[Collected data entries]
● ● ● ●

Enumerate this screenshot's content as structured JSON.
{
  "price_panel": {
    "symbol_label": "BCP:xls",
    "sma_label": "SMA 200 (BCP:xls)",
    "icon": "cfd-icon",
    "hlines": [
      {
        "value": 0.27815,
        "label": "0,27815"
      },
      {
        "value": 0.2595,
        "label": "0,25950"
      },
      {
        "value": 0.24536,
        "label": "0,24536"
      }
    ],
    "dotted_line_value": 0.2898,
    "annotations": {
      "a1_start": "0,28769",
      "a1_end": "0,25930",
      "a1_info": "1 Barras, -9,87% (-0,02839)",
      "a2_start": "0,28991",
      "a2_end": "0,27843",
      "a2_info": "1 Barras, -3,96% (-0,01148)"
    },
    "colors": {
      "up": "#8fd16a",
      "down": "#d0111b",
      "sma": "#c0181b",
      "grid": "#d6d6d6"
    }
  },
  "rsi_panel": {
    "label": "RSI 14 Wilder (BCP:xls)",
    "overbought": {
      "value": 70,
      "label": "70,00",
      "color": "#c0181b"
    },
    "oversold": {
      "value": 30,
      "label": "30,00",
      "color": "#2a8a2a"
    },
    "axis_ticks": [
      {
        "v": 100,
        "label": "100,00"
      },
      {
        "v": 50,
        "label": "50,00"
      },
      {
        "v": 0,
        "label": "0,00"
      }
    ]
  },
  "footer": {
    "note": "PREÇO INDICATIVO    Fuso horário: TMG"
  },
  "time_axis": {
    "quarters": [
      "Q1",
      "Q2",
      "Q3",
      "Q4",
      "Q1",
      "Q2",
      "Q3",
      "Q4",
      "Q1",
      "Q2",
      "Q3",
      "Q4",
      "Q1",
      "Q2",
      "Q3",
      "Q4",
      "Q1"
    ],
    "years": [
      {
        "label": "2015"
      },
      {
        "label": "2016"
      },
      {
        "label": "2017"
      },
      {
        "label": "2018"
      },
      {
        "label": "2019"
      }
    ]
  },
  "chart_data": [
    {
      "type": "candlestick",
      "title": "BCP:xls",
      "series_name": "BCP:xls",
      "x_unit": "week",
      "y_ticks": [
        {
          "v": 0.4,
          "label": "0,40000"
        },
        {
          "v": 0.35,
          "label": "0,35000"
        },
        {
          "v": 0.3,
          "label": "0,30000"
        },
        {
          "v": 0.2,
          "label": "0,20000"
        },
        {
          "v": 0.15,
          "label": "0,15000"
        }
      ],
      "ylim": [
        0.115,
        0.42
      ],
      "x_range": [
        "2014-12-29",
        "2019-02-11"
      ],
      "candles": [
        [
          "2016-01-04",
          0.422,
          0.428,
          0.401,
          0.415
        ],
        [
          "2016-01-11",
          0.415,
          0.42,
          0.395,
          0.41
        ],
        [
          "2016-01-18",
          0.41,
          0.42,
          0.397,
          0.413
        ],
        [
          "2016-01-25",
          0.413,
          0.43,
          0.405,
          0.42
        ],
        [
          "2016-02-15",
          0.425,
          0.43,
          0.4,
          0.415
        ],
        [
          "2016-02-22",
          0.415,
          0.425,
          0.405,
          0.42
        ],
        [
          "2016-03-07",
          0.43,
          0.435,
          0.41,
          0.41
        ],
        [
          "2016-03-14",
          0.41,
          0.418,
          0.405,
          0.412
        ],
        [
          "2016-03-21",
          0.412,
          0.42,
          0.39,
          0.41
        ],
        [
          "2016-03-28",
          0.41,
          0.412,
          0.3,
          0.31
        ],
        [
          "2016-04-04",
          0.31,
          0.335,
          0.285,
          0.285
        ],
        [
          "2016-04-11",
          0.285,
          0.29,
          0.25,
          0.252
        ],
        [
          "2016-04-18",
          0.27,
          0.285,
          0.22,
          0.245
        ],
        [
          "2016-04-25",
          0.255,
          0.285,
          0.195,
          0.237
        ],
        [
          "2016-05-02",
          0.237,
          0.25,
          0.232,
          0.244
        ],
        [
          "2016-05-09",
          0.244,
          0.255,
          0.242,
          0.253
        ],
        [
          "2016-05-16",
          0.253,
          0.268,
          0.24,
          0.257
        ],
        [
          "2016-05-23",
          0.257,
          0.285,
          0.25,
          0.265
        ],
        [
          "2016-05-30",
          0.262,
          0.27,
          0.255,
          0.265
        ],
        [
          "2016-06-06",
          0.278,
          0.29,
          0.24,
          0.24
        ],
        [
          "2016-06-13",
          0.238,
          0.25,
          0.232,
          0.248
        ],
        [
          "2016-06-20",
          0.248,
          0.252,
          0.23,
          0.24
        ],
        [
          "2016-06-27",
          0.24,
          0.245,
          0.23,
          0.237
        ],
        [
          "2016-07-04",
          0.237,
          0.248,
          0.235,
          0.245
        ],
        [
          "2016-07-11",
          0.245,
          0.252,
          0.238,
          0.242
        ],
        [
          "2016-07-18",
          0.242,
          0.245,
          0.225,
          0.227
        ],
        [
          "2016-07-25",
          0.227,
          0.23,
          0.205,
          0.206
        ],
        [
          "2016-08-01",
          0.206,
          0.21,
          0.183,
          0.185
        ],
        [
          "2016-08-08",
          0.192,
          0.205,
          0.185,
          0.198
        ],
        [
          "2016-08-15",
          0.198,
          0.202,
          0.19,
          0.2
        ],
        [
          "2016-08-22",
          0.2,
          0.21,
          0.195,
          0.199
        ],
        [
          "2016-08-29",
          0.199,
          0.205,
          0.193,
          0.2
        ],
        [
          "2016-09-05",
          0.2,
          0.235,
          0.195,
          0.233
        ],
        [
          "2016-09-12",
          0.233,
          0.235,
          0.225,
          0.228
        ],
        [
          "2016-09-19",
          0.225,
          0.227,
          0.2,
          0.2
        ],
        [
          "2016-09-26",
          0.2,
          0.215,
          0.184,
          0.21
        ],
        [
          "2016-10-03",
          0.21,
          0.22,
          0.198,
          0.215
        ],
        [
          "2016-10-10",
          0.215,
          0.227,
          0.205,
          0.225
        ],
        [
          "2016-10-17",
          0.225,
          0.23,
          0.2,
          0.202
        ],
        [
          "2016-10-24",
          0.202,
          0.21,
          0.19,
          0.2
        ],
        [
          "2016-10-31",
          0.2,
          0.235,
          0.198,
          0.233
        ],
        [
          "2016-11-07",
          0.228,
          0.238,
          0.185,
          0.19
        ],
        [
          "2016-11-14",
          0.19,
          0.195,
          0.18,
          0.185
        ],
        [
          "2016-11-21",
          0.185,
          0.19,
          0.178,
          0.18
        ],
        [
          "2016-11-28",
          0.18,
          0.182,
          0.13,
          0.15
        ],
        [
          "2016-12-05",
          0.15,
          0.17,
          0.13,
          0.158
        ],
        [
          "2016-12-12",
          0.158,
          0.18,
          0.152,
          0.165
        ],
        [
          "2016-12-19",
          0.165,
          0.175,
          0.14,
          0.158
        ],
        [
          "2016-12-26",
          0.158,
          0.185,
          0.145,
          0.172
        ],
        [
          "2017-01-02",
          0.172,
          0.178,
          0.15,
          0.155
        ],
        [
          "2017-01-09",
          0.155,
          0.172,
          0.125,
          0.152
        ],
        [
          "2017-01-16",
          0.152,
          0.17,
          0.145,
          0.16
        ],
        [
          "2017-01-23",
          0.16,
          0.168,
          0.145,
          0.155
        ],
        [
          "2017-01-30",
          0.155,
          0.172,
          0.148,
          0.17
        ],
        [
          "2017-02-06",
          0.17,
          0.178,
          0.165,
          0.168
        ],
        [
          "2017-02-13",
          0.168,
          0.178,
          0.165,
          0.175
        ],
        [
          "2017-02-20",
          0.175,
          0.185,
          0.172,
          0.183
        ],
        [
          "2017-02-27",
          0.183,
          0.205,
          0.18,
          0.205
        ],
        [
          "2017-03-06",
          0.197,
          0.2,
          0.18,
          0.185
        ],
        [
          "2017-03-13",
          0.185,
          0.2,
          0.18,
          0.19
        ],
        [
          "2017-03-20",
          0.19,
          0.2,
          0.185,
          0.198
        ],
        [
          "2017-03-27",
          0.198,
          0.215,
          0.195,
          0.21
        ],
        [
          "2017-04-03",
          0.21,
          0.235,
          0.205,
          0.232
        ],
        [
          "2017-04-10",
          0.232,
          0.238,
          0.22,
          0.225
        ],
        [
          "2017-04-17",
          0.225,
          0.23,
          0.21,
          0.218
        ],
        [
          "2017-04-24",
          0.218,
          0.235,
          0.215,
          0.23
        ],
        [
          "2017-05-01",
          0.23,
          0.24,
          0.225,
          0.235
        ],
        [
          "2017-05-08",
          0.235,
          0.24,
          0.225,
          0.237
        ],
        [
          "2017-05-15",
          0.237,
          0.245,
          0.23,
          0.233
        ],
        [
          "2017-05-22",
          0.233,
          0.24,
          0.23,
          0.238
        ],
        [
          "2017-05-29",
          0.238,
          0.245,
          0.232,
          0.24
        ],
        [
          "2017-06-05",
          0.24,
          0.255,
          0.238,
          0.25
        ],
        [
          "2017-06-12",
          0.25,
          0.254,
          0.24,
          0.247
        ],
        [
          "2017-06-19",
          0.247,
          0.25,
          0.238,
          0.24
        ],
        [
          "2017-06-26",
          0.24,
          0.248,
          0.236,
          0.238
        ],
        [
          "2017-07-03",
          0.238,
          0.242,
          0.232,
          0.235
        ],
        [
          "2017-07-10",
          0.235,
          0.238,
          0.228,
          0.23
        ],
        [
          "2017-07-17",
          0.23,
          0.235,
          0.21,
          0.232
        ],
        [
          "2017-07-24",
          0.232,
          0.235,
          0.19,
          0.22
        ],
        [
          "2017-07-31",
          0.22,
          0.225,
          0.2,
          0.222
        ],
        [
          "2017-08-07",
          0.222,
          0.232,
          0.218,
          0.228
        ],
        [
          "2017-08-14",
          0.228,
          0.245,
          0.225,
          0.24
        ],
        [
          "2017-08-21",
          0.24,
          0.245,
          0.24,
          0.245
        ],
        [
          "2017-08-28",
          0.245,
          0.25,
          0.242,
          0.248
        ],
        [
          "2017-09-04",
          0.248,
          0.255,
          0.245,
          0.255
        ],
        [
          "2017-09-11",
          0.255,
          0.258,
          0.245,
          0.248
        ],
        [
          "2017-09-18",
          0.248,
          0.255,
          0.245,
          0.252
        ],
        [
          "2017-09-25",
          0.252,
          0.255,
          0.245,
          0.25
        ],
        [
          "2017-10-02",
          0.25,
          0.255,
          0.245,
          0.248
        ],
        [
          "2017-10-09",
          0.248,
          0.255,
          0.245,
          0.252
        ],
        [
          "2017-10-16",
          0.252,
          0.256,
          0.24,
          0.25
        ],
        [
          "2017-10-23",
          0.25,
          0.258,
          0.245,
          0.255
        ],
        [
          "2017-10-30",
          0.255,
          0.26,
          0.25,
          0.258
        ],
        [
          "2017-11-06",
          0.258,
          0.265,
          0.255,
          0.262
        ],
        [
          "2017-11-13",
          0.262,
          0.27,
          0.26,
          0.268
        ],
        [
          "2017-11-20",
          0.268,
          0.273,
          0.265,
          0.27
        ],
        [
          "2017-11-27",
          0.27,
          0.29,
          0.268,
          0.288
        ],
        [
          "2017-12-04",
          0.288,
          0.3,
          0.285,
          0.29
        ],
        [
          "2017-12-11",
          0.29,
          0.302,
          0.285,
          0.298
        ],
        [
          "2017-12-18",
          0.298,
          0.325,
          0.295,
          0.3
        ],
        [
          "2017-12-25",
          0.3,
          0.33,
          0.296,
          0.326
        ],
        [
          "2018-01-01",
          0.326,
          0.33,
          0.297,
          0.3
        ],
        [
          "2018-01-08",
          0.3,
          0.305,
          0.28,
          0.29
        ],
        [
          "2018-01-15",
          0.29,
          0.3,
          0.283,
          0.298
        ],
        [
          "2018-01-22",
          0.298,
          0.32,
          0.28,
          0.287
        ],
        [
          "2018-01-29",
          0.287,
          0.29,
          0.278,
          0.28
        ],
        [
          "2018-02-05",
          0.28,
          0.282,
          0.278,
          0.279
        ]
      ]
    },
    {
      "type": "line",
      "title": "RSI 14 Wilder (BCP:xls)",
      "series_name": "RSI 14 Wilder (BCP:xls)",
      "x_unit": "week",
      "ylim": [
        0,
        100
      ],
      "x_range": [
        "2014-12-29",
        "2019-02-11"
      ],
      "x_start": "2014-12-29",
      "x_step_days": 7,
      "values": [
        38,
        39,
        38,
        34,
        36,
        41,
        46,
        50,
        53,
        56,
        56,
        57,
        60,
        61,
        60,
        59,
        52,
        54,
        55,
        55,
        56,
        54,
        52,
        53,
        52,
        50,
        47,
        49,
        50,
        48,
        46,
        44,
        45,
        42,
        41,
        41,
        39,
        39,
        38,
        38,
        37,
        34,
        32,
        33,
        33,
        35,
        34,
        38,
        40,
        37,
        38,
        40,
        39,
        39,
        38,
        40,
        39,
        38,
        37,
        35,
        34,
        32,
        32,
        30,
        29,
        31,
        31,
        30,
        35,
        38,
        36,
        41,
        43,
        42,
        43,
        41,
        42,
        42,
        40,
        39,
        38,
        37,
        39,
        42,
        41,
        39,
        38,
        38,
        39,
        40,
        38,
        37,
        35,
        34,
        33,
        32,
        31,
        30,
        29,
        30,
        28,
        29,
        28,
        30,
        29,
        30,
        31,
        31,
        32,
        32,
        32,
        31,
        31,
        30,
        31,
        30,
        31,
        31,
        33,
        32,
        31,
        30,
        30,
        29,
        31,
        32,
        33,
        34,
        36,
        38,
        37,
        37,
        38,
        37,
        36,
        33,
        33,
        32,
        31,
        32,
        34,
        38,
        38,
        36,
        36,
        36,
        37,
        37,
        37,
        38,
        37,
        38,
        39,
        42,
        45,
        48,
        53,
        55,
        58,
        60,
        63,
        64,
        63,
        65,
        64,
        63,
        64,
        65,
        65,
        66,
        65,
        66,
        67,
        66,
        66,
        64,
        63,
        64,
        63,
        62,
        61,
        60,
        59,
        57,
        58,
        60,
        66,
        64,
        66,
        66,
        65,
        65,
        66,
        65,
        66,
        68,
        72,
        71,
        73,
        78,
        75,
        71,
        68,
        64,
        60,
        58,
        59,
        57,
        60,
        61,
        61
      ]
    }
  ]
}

● ● ● ●

What is the number of lines in the data that hold the word "Barras"? Reply with that number and nothing else.

2